Requirements: Exactly reproduce all the records, keeping pictures out of the copy.

********

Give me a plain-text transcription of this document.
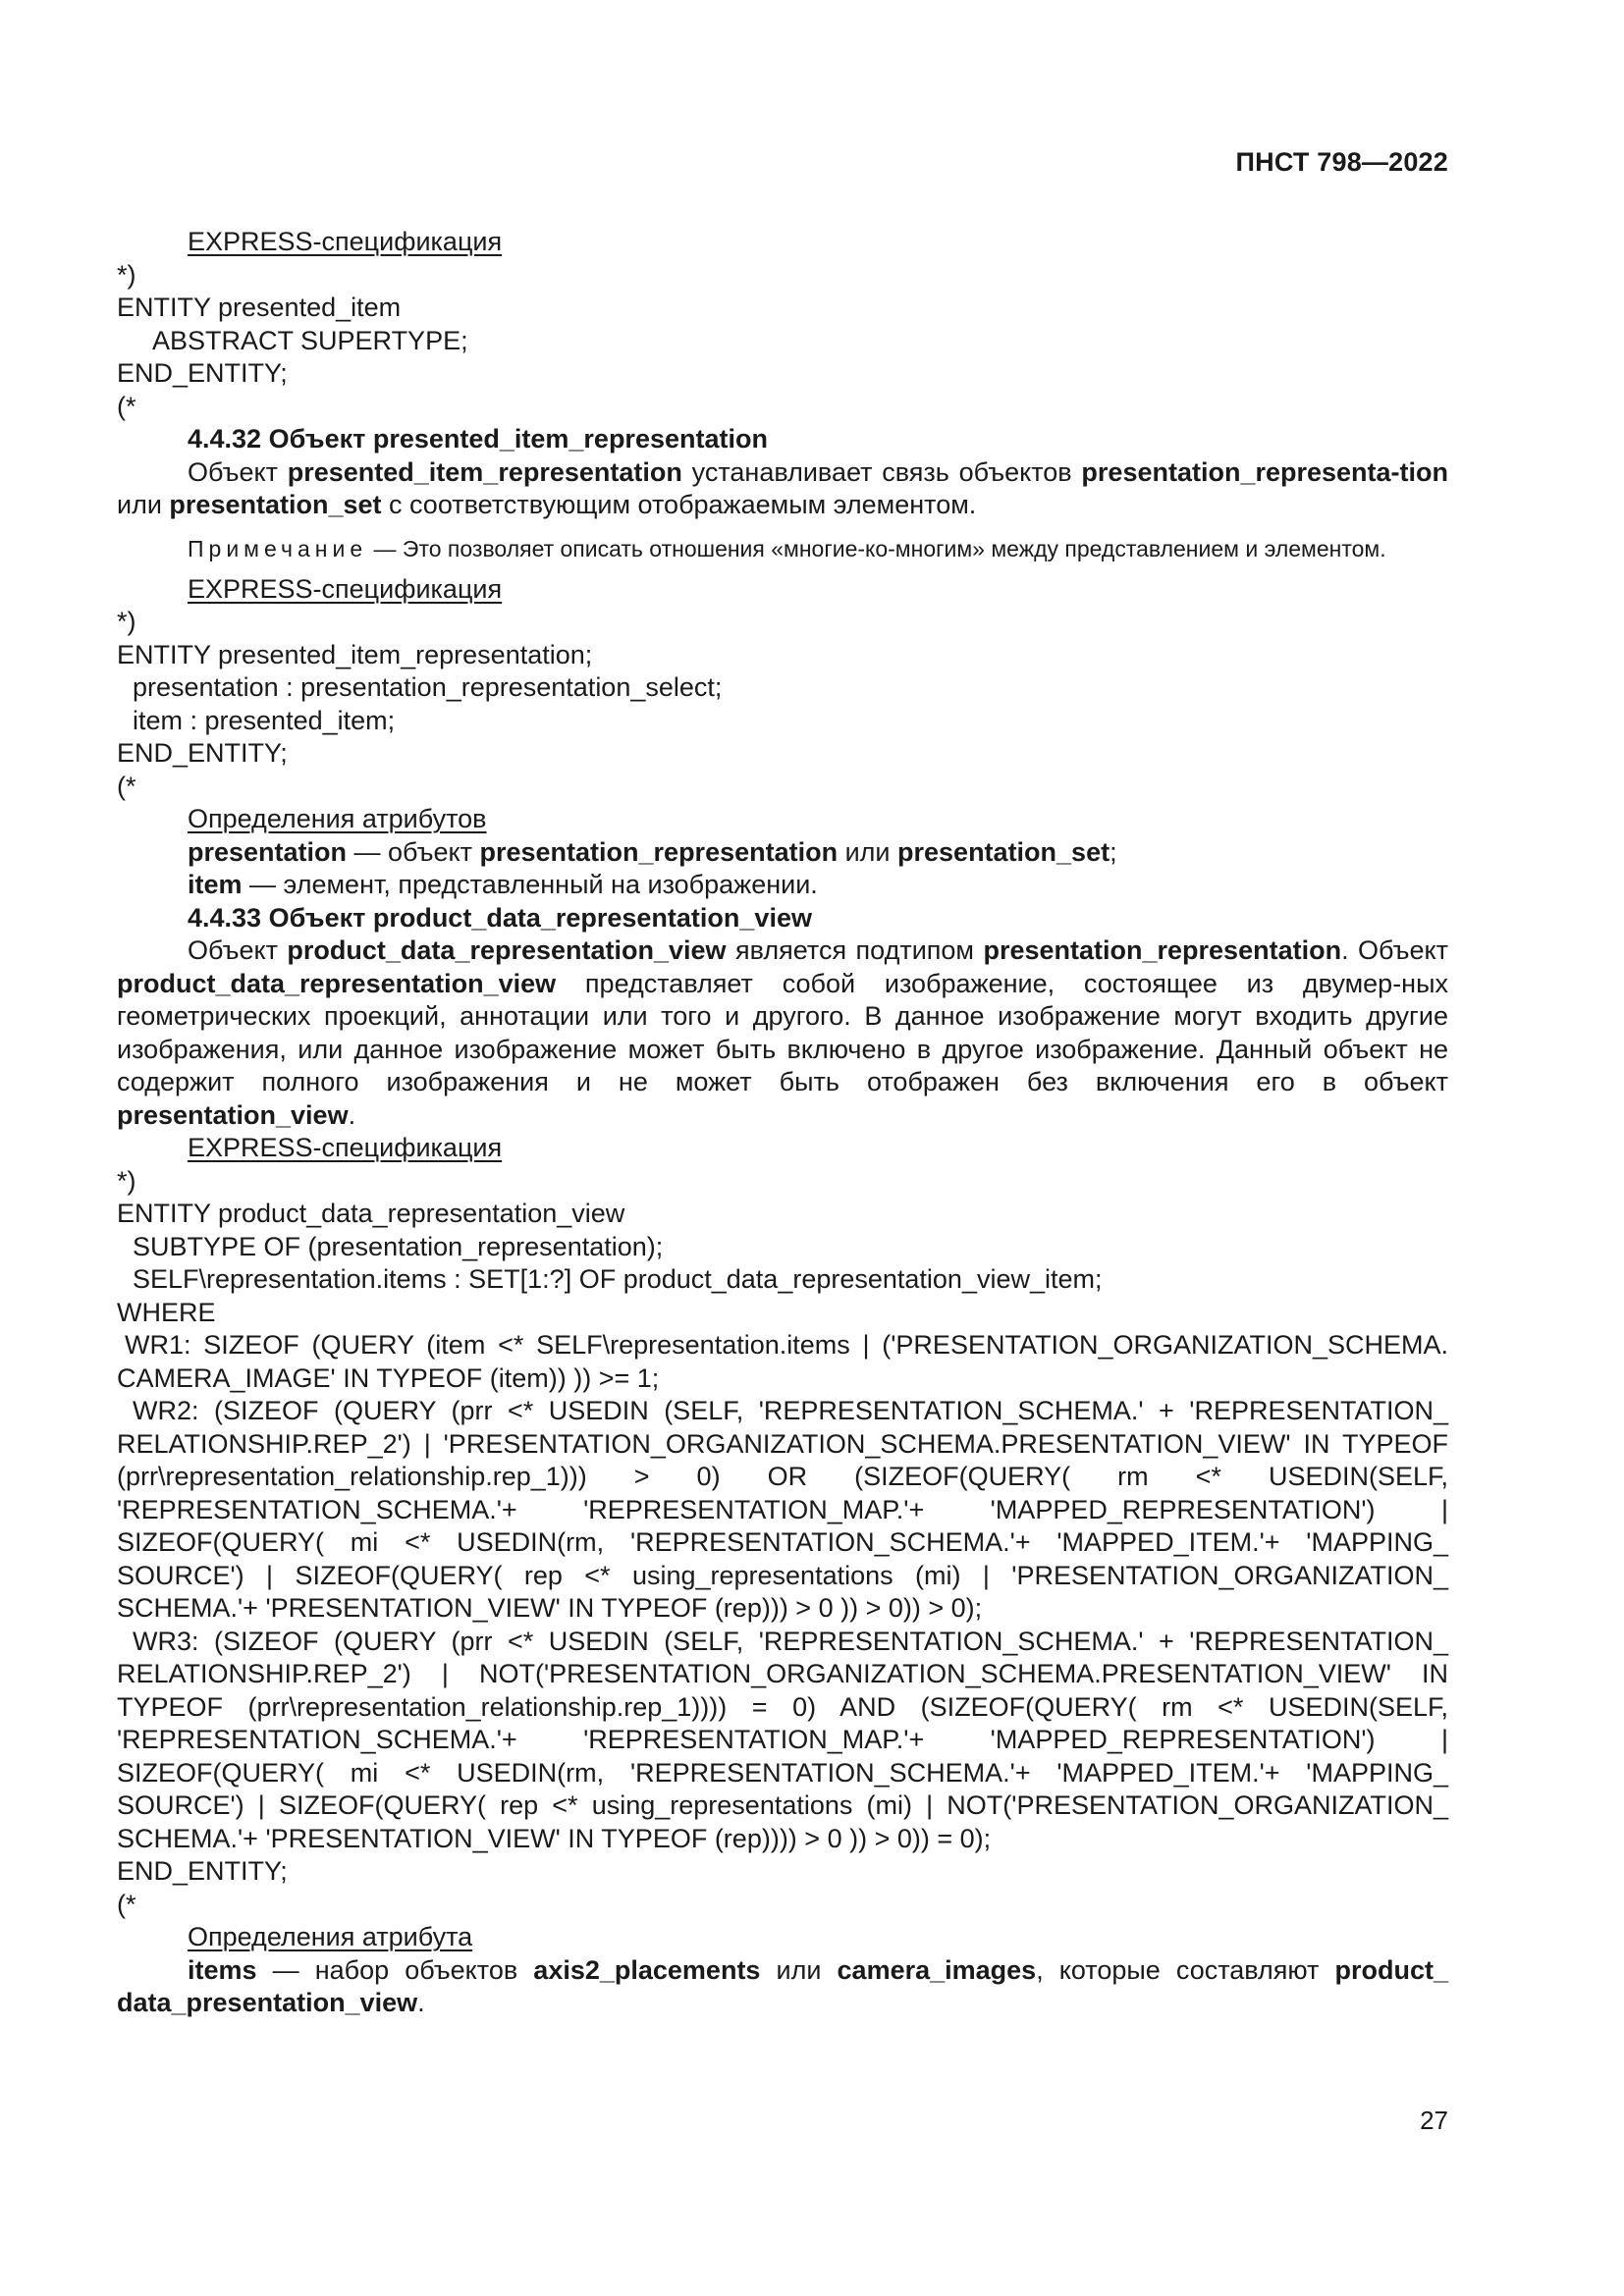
ПНСТ 798—2022

EXPRESS-спецификация

*)

ENTITY presented_item

ABSTRACT SUPERTYPE;

END_ENTITY;

(*

4.4.32 Объект presented_item_representation

Объект presented_item_representation устанавливает связь объектов presentation_representa-tion или presentation_set с соответствующим отображаемым элементом.

Примечание — Это позволяет описать отношения «многие-ко-многим» между представлением и элементом.

EXPRESS-спецификация

*)

ENTITY presented_item_representation;

presentation : presentation_representation_select;

item : presented_item;

END_ENTITY;

(*

Определения атрибутов

presentation — объект presentation_representation или presentation_set;

item — элемент, представленный на изображении.

4.4.33 Объект product_data_representation_view

Объект product_data_representation_view является подтипом presentation_representation. Объект product_data_representation_view представляет собой изображение, состоящее из двумер-ных геометрических проекций, аннотации или того и другого. В данное изображение могут входить другие изображения, или данное изображение может быть включено в другое изображение. Данный объект не содержит полного изображения и не может быть отображен без включения его в объект presentation_view.

EXPRESS-спецификация

*)

ENTITY product_data_representation_view

SUBTYPE OF (presentation_representation);

SELF\representation.items : SET[1:?] OF product_data_representation_view_item;

WHERE

WR1: SIZEOF (QUERY (item <* SELF\representation.items | ('PRESENTATION_ORGANIZATION_SCHEMA. CAMERA_IMAGE' IN TYPEOF (item)) )) >= 1;

WR2: (SIZEOF (QUERY (prr <* USEDIN (SELF, 'REPRESENTATION_SCHEMA.' + 'REPRESENTATION_ RELATIONSHIP.REP_2') | 'PRESENTATION_ORGANIZATION_SCHEMA.PRESENTATION_VIEW' IN TYPEOF (prr\representation_relationship.rep_1))) > 0) OR (SIZEOF(QUERY( rm <* USEDIN(SELF, 'REPRESENTATION_SCHEMA.'+ 'REPRESENTATION_MAP.'+ 'MAPPED_REPRESENTATION') | SIZEOF(QUERY( mi <* USEDIN(rm, 'REPRESENTATION_SCHEMA.'+ 'MAPPED_ITEM.'+ 'MAPPING_ SOURCE') | SIZEOF(QUERY( rep <* using_representations (mi) | 'PRESENTATION_ORGANIZATION_ SCHEMA.'+ 'PRESENTATION_VIEW' IN TYPEOF (rep))) > 0 )) > 0)) > 0);

WR3: (SIZEOF (QUERY (prr <* USEDIN (SELF, 'REPRESENTATION_SCHEMA.' + 'REPRESENTATION_ RELATIONSHIP.REP_2') | NOT('PRESENTATION_ORGANIZATION_SCHEMA.PRESENTATION_VIEW' IN TYPEOF (prr\representation_relationship.rep_1)))) = 0) AND (SIZEOF(QUERY( rm <* USEDIN(SELF, 'REPRESENTATION_SCHEMA.'+ 'REPRESENTATION_MAP.'+ 'MAPPED_REPRESENTATION') | SIZEOF(QUERY( mi <* USEDIN(rm, 'REPRESENTATION_SCHEMA.'+ 'MAPPED_ITEM.'+ 'MAPPING_ SOURCE') | SIZEOF(QUERY( rep <* using_representations (mi) | NOT('PRESENTATION_ORGANIZATION_ SCHEMA.'+ 'PRESENTATION_VIEW' IN TYPEOF (rep)))) > 0 )) > 0)) = 0);

END_ENTITY;

(*

Определения атрибута

items — набор объектов axis2_placements или camera_images, которые составляют product_ data_presentation_view.

27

********

The reply:
Give me a plain-text transcription of this document.
ПНСТ 798—2022

EXPRESS-спецификация

*)

ENTITY presented_item

ABSTRACT SUPERTYPE;

END_ENTITY;

(*

4.4.32 Объект presented_item_representation

Объект presented_item_representation устанавливает связь объектов presentation_representa-tion или presentation_set с соответствующим отображаемым элементом.

Примечание — Это позволяет описать отношения «многие-ко-многим» между представлением и элементом.

EXPRESS-спецификация

*)

ENTITY presented_item_representation;

presentation : presentation_representation_select;

item : presented_item;

END_ENTITY;

(*

Определения атрибутов

presentation — объект presentation_representation или presentation_set;

item — элемент, представленный на изображении.

4.4.33 Объект product_data_representation_view

Объект product_data_representation_view является подтипом presentation_representation. Объект product_data_representation_view представляет собой изображение, состоящее из двумер-ных геометрических проекций, аннотации или того и другого. В данное изображение могут входить другие изображения, или данное изображение может быть включено в другое изображение. Данный объект не содержит полного изображения и не может быть отображен без включения его в объект presentation_view.

EXPRESS-спецификация

*)

ENTITY product_data_representation_view

SUBTYPE OF (presentation_representation);

SELF\representation.items : SET[1:?] OF product_data_representation_view_item;

WHERE

WR1: SIZEOF (QUERY (item <* SELF\representation.items | ('PRESENTATION_ORGANIZATION_SCHEMA. CAMERA_IMAGE' IN TYPEOF (item)) )) >= 1;

WR2: (SIZEOF (QUERY (prr <* USEDIN (SELF, 'REPRESENTATION_SCHEMA.' + 'REPRESENTATION_ RELATIONSHIP.REP_2') | 'PRESENTATION_ORGANIZATION_SCHEMA.PRESENTATION_VIEW' IN TYPEOF (prr\representation_relationship.rep_1))) > 0) OR (SIZEOF(QUERY( rm <* USEDIN(SELF, 'REPRESENTATION_SCHEMA.'+ 'REPRESENTATION_MAP.'+ 'MAPPED_REPRESENTATION') | SIZEOF(QUERY( mi <* USEDIN(rm, 'REPRESENTATION_SCHEMA.'+ 'MAPPED_ITEM.'+ 'MAPPING_ SOURCE') | SIZEOF(QUERY( rep <* using_representations (mi) | 'PRESENTATION_ORGANIZATION_ SCHEMA.'+ 'PRESENTATION_VIEW' IN TYPEOF (rep))) > 0 )) > 0)) > 0);

WR3: (SIZEOF (QUERY (prr <* USEDIN (SELF, 'REPRESENTATION_SCHEMA.' + 'REPRESENTATION_ RELATIONSHIP.REP_2') | NOT('PRESENTATION_ORGANIZATION_SCHEMA.PRESENTATION_VIEW' IN TYPEOF (prr\representation_relationship.rep_1)))) = 0) AND (SIZEOF(QUERY( rm <* USEDIN(SELF, 'REPRESENTATION_SCHEMA.'+ 'REPRESENTATION_MAP.'+ 'MAPPED_REPRESENTATION') | SIZEOF(QUERY( mi <* USEDIN(rm, 'REPRESENTATION_SCHEMA.'+ 'MAPPED_ITEM.'+ 'MAPPING_ SOURCE') | SIZEOF(QUERY( rep <* using_representations (mi) | NOT('PRESENTATION_ORGANIZATION_ SCHEMA.'+ 'PRESENTATION_VIEW' IN TYPEOF (rep)))) > 0 )) > 0)) = 0);

END_ENTITY;

(*

Определения атрибута

items — набор объектов axis2_placements или camera_images, которые составляют product_ data_presentation_view.

27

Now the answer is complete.